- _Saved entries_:
--

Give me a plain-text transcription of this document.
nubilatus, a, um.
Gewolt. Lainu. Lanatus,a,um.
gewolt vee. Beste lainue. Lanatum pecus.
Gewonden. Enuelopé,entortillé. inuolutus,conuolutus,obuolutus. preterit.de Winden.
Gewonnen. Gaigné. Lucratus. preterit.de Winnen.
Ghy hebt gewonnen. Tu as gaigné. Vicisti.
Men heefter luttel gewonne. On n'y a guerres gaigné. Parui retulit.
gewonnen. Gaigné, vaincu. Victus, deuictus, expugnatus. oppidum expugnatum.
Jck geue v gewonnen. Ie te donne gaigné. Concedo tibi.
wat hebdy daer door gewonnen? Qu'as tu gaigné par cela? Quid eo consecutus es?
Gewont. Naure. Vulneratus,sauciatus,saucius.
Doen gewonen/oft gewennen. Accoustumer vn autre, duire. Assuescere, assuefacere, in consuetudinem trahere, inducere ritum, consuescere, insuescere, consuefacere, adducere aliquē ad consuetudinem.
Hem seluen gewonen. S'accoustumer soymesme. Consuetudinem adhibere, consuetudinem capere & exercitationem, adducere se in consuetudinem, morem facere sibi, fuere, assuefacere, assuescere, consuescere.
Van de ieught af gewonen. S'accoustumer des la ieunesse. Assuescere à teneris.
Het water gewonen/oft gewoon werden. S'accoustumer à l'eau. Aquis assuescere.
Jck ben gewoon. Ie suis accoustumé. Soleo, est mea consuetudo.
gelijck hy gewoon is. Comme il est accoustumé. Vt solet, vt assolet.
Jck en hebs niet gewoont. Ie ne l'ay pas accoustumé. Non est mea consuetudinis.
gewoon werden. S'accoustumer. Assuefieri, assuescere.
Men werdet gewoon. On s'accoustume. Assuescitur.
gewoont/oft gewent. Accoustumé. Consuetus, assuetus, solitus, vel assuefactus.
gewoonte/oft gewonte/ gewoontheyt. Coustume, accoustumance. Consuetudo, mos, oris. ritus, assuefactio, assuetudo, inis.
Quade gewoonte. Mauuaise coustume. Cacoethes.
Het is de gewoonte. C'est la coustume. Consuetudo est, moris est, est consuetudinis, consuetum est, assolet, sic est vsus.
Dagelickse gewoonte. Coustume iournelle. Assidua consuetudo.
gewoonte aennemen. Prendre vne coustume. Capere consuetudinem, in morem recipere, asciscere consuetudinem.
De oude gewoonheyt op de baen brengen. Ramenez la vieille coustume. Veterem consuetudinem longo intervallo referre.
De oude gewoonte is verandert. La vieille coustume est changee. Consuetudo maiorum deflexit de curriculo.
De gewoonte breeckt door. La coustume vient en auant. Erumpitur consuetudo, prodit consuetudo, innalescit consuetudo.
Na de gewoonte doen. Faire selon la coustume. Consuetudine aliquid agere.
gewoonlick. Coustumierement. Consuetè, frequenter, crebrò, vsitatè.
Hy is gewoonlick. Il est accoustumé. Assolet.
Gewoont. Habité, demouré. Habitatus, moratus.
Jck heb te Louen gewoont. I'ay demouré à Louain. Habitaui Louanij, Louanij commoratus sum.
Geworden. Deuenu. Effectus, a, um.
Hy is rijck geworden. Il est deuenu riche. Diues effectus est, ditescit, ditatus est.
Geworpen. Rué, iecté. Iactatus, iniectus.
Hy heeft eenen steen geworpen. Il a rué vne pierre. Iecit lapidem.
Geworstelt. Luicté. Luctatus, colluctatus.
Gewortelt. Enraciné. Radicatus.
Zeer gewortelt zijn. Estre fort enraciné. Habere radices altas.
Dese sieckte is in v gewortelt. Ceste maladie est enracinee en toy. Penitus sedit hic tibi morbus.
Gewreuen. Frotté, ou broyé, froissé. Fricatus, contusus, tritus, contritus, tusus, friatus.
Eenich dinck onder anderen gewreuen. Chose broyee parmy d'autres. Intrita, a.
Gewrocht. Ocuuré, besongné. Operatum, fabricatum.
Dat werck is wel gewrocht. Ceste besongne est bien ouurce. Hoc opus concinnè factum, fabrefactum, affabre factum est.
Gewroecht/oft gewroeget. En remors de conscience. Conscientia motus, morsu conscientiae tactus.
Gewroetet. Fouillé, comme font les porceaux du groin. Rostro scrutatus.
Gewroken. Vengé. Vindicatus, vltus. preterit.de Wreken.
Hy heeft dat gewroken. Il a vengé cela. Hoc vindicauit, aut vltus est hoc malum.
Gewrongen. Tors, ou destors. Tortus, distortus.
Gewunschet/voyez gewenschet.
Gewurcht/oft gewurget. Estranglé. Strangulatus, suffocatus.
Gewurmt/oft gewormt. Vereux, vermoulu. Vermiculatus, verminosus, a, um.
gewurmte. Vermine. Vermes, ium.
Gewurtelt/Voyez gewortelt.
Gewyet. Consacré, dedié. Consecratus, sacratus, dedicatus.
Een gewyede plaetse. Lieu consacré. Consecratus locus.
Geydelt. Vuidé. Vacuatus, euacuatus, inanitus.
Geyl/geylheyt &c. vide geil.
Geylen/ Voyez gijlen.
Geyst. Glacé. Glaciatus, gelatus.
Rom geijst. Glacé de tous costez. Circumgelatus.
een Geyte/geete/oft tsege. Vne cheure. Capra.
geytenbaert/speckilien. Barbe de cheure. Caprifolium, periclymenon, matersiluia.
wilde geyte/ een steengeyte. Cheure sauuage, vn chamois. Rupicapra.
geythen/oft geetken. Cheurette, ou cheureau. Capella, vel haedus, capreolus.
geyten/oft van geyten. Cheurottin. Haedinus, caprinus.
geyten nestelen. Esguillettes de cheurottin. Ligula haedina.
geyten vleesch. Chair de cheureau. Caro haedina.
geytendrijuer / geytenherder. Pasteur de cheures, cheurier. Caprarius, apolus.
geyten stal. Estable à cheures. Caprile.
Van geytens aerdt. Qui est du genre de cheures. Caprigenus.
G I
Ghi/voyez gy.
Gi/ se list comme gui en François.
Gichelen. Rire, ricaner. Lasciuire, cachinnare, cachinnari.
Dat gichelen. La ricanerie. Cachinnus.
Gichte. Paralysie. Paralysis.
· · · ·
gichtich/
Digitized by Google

--

- _Aim_: Transcribe the records above exactly as they appear.

- _Result of this task_:
Give me a plain-text transcription of this document.
nubilatus, a, um.
Gewolt. Lainu. Lanatus,a,um.
gewolt vee. Beste lainue. Lanatum pecus.
Gewonden. Enuelopé,entortillé. inuolutus,conuolutus,obuolutus. preterit.de Winden.
Gewonnen. Gaigné. Lucratus. preterit.de Winnen.
Ghy hebt gewonnen. Tu as gaigné. Vicisti.
Men heefter luttel gewonne. On n'y a guerres gaigné. Parui retulit.
gewonnen. Gaigné, vaincu. Victus, deuictus, expugnatus. oppidum expugnatum.
Jck geue v gewonnen. Ie te donne gaigné. Concedo tibi.
wat hebdy daer door gewonnen? Qu'as tu gaigné par cela? Quid eo consecutus es?
Gewont. Naure. Vulneratus,sauciatus,saucius.
Doen gewonen/oft gewennen. Accoustumer vn autre, duire. Assuescere, assuefacere, in consuetudinem trahere, inducere ritum, consuescere, insuescere, consuefacere, adducere aliquē ad consuetudinem.
Hem seluen gewonen. S'accoustumer soymesme. Consuetudinem adhibere, consuetudinem capere & exercitationem, adducere se in consuetudinem, morem facere sibi, fuere, assuefacere, assuescere, consuescere.
Van de ieught af gewonen. S'accoustumer des la ieunesse. Assuescere à teneris.
Het water gewonen/oft gewoon werden. S'accoustumer à l'eau. Aquis assuescere.
Jck ben gewoon. Ie suis accoustumé. Soleo, est mea consuetudo.
gelijck hy gewoon is. Comme il est accoustumé. Vt solet, vt assolet.
Jck en hebs niet gewoont. Ie ne l'ay pas accoustumé. Non est mea consuetudinis.
gewoon werden. S'accoustumer. Assuefieri, assuescere.
Men werdet gewoon. On s'accoustume. Assuescitur.
gewoont/oft gewent. Accoustumé. Consuetus, assuetus, solitus, vel assuefactus.
gewoonte/oft gewonte/ gewoontheyt. Coustume, accoustumance. Consuetudo, mos, oris. ritus, assuefactio, assuetudo, inis.
Quade gewoonte. Mauuaise coustume. Cacoethes.
Het is de gewoonte. C'est la coustume. Consuetudo est, moris est, est consuetudinis, consuetum est, assolet, sic est vsus.
Dagelickse gewoonte. Coustume iournelle. Assidua consuetudo.
gewoonte aennemen. Prendre vne coustume. Capere consuetudinem, in morem recipere, asciscere consuetudinem.
De oude gewoonheyt op de baen brengen. Ramenez la vieille coustume. Veterem consuetudinem longo intervallo referre.
De oude gewoonte is verandert. La vieille coustume est changee. Consuetudo maiorum deflexit de curriculo.
De gewoonte breeckt door. La coustume vient en auant. Erumpitur consuetudo, prodit consuetudo, innalescit consuetudo.
Na de gewoonte doen. Faire selon la coustume. Consuetudine aliquid agere.
gewoonlick. Coustumierement. Consuetè, frequenter, crebrò, vsitatè.
Hy is gewoonlick. Il est accoustumé. Assolet.
Gewoont. Habité, demouré. Habitatus, moratus.
Jck heb te Louen gewoont. I'ay demouré à Louain. Habitaui Louanij, Louanij commoratus sum.
Geworden. Deuenu. Effectus, a, um.
Hy is rijck geworden. Il est deuenu riche. Diues effectus est, ditescit, ditatus est.
Geworpen. Rué, iecté. Iactatus, iniectus.
Hy heeft eenen steen geworpen. Il a rué vne pierre. Iecit lapidem.
Geworstelt. Luicté. Luctatus, colluctatus.
Gewortelt. Enraciné. Radicatus.
Zeer gewortelt zijn. Estre fort enraciné. Habere radices altas.
Dese sieckte is in v gewortelt. Ceste maladie est enracinee en toy. Penitus sedit hic tibi morbus.
Gewreuen. Frotté, ou broyé, froissé. Fricatus, contusus, tritus, contritus, tusus, friatus.
Eenich dinck onder anderen gewreuen. Chose broyee parmy d'autres. Intrita, a.
Gewrocht. Ocuuré, besongné. Operatum, fabricatum.
Dat werck is wel gewrocht. Ceste besongne est bien ouurce. Hoc opus concinnè factum, fabrefactum, affabre factum est.
Gewroecht/oft gewroeget. En remors de conscience. Conscientia motus, morsu conscientiae tactus.
Gewroetet. Fouillé, comme font les porceaux du groin. Rostro scrutatus.
Gewroken. Vengé. Vindicatus, vltus. preterit.de Wreken.
Hy heeft dat gewroken. Il a vengé cela. Hoc vindicauit, aut vltus est hoc malum.
Gewrongen. Tors, ou destors. Tortus, distortus.
Gewunschet/voyez gewenschet.
Gewurcht/oft gewurget. Estranglé. Strangulatus, suffocatus.
Gewurmt/oft gewormt. Vereux, vermoulu. Vermiculatus, verminosus, a, um.
gewurmte. Vermine. Vermes, ium.
Gewurtelt/Voyez gewortelt.
Gewyet. Consacré, dedié. Consecratus, sacratus, dedicatus.
Een gewyede plaetse. Lieu consacré. Consecratus locus.
Geydelt. Vuidé. Vacuatus, euacuatus, inanitus.
Geyl/geylheyt &c. vide geil.
Geylen/ Voyez gijlen.
Geyst. Glacé. Glaciatus, gelatus.
Rom geijst. Glacé de tous costez. Circumgelatus.
een Geyte/geete/oft tsege. Vne cheure. Capra.
geytenbaert/speckilien. Barbe de cheure. Caprifolium, periclymenon, matersiluia.
wilde geyte/ een steengeyte. Cheure sauuage, vn chamois. Rupicapra.
geythen/oft geetken. Cheurette, ou cheureau. Capella, vel haedus, capreolus.
geyten/oft van geyten. Cheurottin. Haedinus, caprinus.
geyten nestelen. Esguillettes de cheurottin. Ligula haedina.
geyten vleesch. Chair de cheureau. Caro haedina.
geytendrijuer / geytenherder. Pasteur de cheures, cheurier. Caprarius, apolus.
geyten stal. Estable à cheures. Caprile.
Van geytens aerdt. Qui est du genre de cheures. Caprigenus.
G I
Ghi/voyez gy.
Gi/ se list comme gui en François.
Gichelen. Rire, ricaner. Lasciuire, cachinnare, cachinnari.
Dat gichelen. La ricanerie. Cachinnus.
Gichte. Paralysie. Paralysis.
· · · ·
gichtich/
Digitized by Google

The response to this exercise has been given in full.